§ GIVEN REQUEST: Reproduce all of the data exactly, with no line skipped.

[Data items]

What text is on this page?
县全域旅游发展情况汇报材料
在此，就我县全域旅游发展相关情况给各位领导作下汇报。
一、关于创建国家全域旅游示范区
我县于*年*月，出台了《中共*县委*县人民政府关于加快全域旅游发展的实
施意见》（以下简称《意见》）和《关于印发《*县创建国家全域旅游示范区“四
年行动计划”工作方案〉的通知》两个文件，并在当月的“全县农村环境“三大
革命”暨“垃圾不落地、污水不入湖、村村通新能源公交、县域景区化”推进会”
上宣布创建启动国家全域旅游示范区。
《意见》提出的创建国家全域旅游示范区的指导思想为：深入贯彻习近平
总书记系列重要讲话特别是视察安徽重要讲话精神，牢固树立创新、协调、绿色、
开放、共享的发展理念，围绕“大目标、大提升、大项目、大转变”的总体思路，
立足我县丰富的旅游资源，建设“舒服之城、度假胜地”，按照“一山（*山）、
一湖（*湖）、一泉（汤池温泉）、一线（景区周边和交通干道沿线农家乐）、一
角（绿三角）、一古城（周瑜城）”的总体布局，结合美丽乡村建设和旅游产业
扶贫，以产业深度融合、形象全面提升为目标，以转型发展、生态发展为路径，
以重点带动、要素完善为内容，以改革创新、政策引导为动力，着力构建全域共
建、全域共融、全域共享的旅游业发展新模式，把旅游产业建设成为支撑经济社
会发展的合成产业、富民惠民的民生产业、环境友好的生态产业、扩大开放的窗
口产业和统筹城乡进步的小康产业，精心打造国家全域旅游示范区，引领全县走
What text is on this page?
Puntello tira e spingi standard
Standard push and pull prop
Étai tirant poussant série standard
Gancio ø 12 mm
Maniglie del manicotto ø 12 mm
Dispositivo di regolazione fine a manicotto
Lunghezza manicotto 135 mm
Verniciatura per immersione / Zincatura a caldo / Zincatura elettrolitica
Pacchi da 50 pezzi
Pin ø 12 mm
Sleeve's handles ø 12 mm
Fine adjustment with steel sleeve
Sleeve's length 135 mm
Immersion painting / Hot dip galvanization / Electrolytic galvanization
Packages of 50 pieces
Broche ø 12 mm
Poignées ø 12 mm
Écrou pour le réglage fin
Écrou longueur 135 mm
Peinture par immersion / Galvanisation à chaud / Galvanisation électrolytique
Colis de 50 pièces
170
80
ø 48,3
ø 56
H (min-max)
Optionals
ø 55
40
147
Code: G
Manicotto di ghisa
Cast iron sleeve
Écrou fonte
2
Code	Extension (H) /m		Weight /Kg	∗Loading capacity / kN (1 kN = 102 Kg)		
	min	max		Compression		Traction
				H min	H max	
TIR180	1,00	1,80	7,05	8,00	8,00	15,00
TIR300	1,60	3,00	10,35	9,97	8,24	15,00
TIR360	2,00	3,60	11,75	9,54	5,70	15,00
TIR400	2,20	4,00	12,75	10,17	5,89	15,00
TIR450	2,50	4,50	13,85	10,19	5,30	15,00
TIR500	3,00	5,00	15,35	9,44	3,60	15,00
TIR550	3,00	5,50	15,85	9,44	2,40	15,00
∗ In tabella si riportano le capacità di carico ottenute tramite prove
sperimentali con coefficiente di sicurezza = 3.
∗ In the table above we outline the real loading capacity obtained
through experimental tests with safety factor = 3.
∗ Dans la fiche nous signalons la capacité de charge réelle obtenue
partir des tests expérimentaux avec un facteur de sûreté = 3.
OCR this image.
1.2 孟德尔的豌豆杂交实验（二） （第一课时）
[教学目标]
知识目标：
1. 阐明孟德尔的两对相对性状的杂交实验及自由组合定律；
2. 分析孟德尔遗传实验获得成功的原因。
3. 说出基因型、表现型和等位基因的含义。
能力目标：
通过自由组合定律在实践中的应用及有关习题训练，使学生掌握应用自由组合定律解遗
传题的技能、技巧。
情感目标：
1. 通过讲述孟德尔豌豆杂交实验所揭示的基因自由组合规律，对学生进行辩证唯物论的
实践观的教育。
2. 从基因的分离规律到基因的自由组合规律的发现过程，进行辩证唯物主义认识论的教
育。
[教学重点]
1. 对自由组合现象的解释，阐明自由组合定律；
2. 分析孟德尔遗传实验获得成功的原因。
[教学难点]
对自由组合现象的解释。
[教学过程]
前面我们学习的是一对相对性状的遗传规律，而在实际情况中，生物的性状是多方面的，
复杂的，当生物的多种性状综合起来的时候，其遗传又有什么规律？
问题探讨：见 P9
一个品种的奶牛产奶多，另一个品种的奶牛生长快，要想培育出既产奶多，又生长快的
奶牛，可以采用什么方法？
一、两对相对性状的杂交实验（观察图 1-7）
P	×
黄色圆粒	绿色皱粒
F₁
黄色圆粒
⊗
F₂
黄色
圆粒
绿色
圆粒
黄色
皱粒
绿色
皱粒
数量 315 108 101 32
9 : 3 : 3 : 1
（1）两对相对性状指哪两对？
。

§ ANSWER TO THIS TASK:
What text is on this page?
县全域旅游发展情况汇报材料
在此，就我县全域旅游发展相关情况给各位领导作下汇报。
一、关于创建国家全域旅游示范区
我县于*年*月，出台了《中共*县委*县人民政府关于加快全域旅游发展的实
施意见》（以下简称《意见》）和《关于印发《*县创建国家全域旅游示范区“四
年行动计划”工作方案〉的通知》两个文件，并在当月的“全县农村环境“三大
革命”暨“垃圾不落地、污水不入湖、村村通新能源公交、县域景区化”推进会”
上宣布创建启动国家全域旅游示范区。
《意见》提出的创建国家全域旅游示范区的指导思想为：深入贯彻习近平
总书记系列重要讲话特别是视察安徽重要讲话精神，牢固树立创新、协调、绿色、
开放、共享的发展理念，围绕“大目标、大提升、大项目、大转变”的总体思路，
立足我县丰富的旅游资源，建设“舒服之城、度假胜地”，按照“一山（*山）、
一湖（*湖）、一泉（汤池温泉）、一线（景区周边和交通干道沿线农家乐）、一
角（绿三角）、一古城（周瑜城）”的总体布局，结合美丽乡村建设和旅游产业
扶贫，以产业深度融合、形象全面提升为目标，以转型发展、生态发展为路径，
以重点带动、要素完善为内容，以改革创新、政策引导为动力，着力构建全域共
建、全域共融、全域共享的旅游业发展新模式，把旅游产业建设成为支撑经济社
会发展的合成产业、富民惠民的民生产业、环境友好的生态产业、扩大开放的窗
口产业和统筹城乡进步的小康产业，精心打造国家全域旅游示范区，引领全县走
What text is on this page?
Puntello tira e spingi standard
Standard push and pull prop
Étai tirant poussant série standard
Gancio ø 12 mm
Maniglie del manicotto ø 12 mm
Dispositivo di regolazione fine a manicotto
Lunghezza manicotto 135 mm
Verniciatura per immersione / Zincatura a caldo / Zincatura elettrolitica
Pacchi da 50 pezzi
Pin ø 12 mm
Sleeve's handles ø 12 mm
Fine adjustment with steel sleeve
Sleeve's length 135 mm
Immersion painting / Hot dip galvanization / Electrolytic galvanization
Packages of 50 pieces
Broche ø 12 mm
Poignées ø 12 mm
Écrou pour le réglage fin
Écrou longueur 135 mm
Peinture par immersion / Galvanisation à chaud / Galvanisation électrolytique
Colis de 50 pièces
170
80
ø 48,3
ø 56
H (min-max)
Optionals
ø 55
40
147
Code: G
Manicotto di ghisa
Cast iron sleeve
Écrou fonte
2
Code	Extension (H) /m		Weight /Kg	∗Loading capacity / kN (1 kN = 102 Kg)		
	min	max		Compression		Traction
				H min	H max	
TIR180	1,00	1,80	7,05	8,00	8,00	15,00
TIR300	1,60	3,00	10,35	9,97	8,24	15,00
TIR360	2,00	3,60	11,75	9,54	5,70	15,00
TIR400	2,20	4,00	12,75	10,17	5,89	15,00
TIR450	2,50	4,50	13,85	10,19	5,30	15,00
TIR500	3,00	5,00	15,35	9,44	3,60	15,00
TIR550	3,00	5,50	15,85	9,44	2,40	15,00
∗ In tabella si riportano le capacità di carico ottenute tramite prove
sperimentali con coefficiente di sicurezza = 3.
∗ In the table above we outline the real loading capacity obtained
through experimental tests with safety factor = 3.
∗ Dans la fiche nous signalons la capacité de charge réelle obtenue
partir des tests expérimentaux avec un facteur de sûreté = 3.
OCR this image.
1.2 孟德尔的豌豆杂交实验（二） （第一课时）
[教学目标]
知识目标：
1. 阐明孟德尔的两对相对性状的杂交实验及自由组合定律；
2. 分析孟德尔遗传实验获得成功的原因。
3. 说出基因型、表现型和等位基因的含义。
能力目标：
通过自由组合定律在实践中的应用及有关习题训练，使学生掌握应用自由组合定律解遗
传题的技能、技巧。
情感目标：
1. 通过讲述孟德尔豌豆杂交实验所揭示的基因自由组合规律，对学生进行辩证唯物论的
实践观的教育。
2. 从基因的分离规律到基因的自由组合规律的发现过程，进行辩证唯物主义认识论的教
育。
[教学重点]
1. 对自由组合现象的解释，阐明自由组合定律；
2. 分析孟德尔遗传实验获得成功的原因。
[教学难点]
对自由组合现象的解释。
[教学过程]
前面我们学习的是一对相对性状的遗传规律，而在实际情况中，生物的性状是多方面的，
复杂的，当生物的多种性状综合起来的时候，其遗传又有什么规律？
问题探讨：见 P9
一个品种的奶牛产奶多，另一个品种的奶牛生长快，要想培育出既产奶多，又生长快的
奶牛，可以采用什么方法？
一、两对相对性状的杂交实验（观察图 1-7）
P	×
黄色圆粒	绿色皱粒
F₁
黄色圆粒
⊗
F₂
黄色
圆粒
绿色
圆粒
黄色
皱粒
绿色
皱粒
数量 315 108 101 32
9 : 3 : 3 : 1
（1）两对相对性状指哪两对？
。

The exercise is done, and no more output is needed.